• **YOUR TASK**:
For the copy, please give all of the data again exactly and leave the pictures out.

• **DATA FOR THIS TASK**:
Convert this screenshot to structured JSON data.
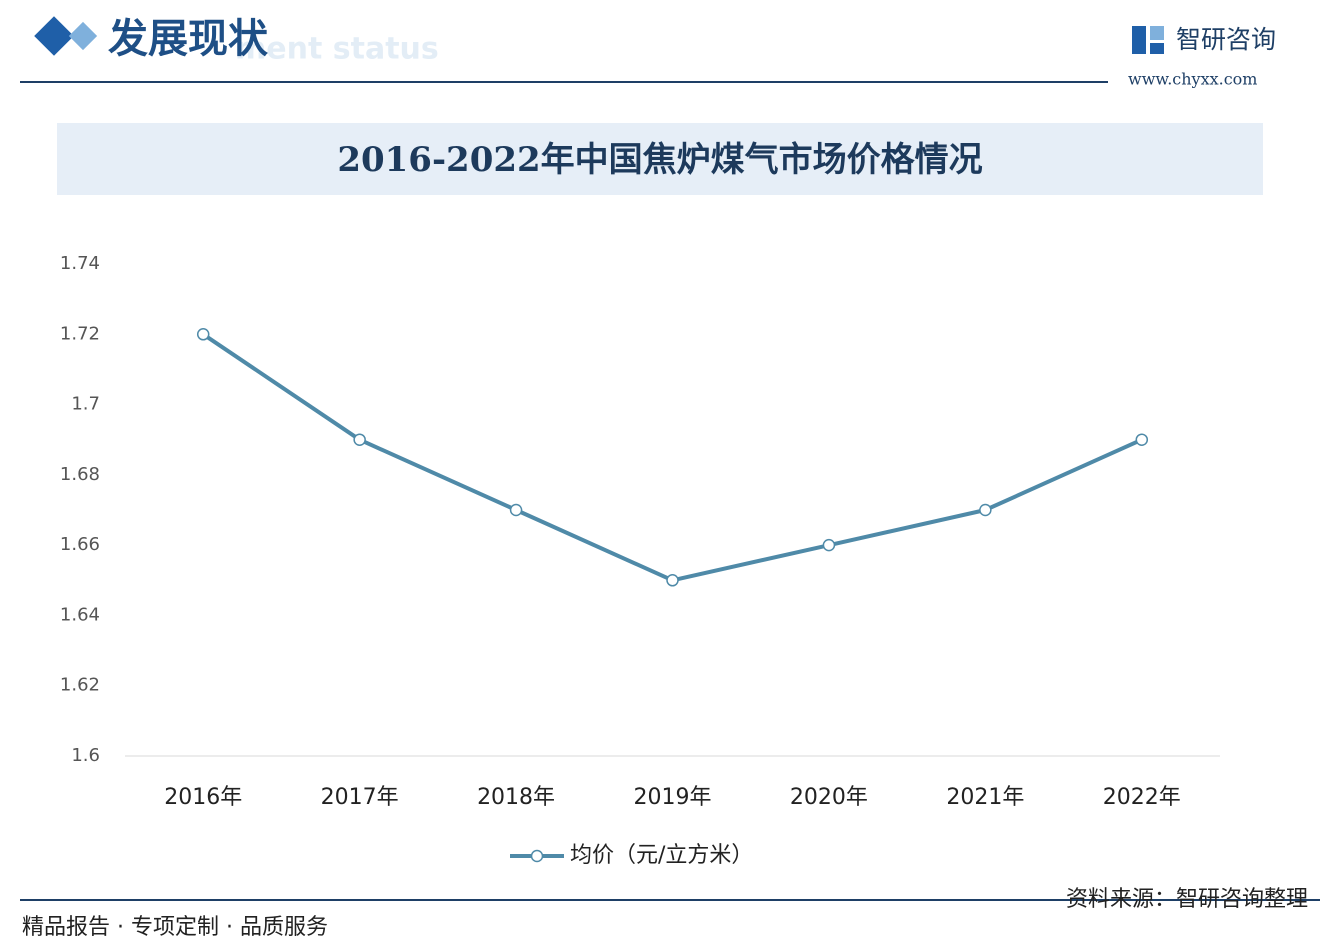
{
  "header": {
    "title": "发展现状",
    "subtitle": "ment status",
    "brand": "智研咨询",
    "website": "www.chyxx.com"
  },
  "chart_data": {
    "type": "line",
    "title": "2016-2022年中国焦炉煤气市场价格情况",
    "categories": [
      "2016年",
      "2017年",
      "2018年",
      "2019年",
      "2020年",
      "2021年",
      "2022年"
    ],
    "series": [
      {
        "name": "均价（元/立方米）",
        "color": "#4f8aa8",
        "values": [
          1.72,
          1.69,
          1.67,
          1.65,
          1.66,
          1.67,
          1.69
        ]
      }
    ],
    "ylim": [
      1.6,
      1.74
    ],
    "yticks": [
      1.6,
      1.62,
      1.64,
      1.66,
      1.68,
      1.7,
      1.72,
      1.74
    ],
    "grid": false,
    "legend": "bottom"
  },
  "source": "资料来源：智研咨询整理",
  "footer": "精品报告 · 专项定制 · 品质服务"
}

• **EXERCISE RESPONSE**:
Convert this screenshot to structured JSON data.
{
  "header": {
    "title": "发展现状",
    "subtitle": "ment status",
    "brand": "智研咨询",
    "website": "www.chyxx.com"
  },
  "chart_data": {
    "type": "line",
    "title": "2016-2022年中国焦炉煤气市场价格情况",
    "categories": [
      "2016年",
      "2017年",
      "2018年",
      "2019年",
      "2020年",
      "2021年",
      "2022年"
    ],
    "series": [
      {
        "name": "均价（元/立方米）",
        "color": "#4f8aa8",
        "values": [
          1.72,
          1.69,
          1.67,
          1.65,
          1.66,
          1.67,
          1.69
        ]
      }
    ],
    "ylim": [
      1.6,
      1.74
    ],
    "yticks": [
      1.6,
      1.62,
      1.64,
      1.66,
      1.68,
      1.7,
      1.72,
      1.74
    ],
    "grid": false,
    "legend": "bottom"
  },
  "source": "资料来源：智研咨询整理",
  "footer": "精品报告 · 专项定制 · 品质服务"
}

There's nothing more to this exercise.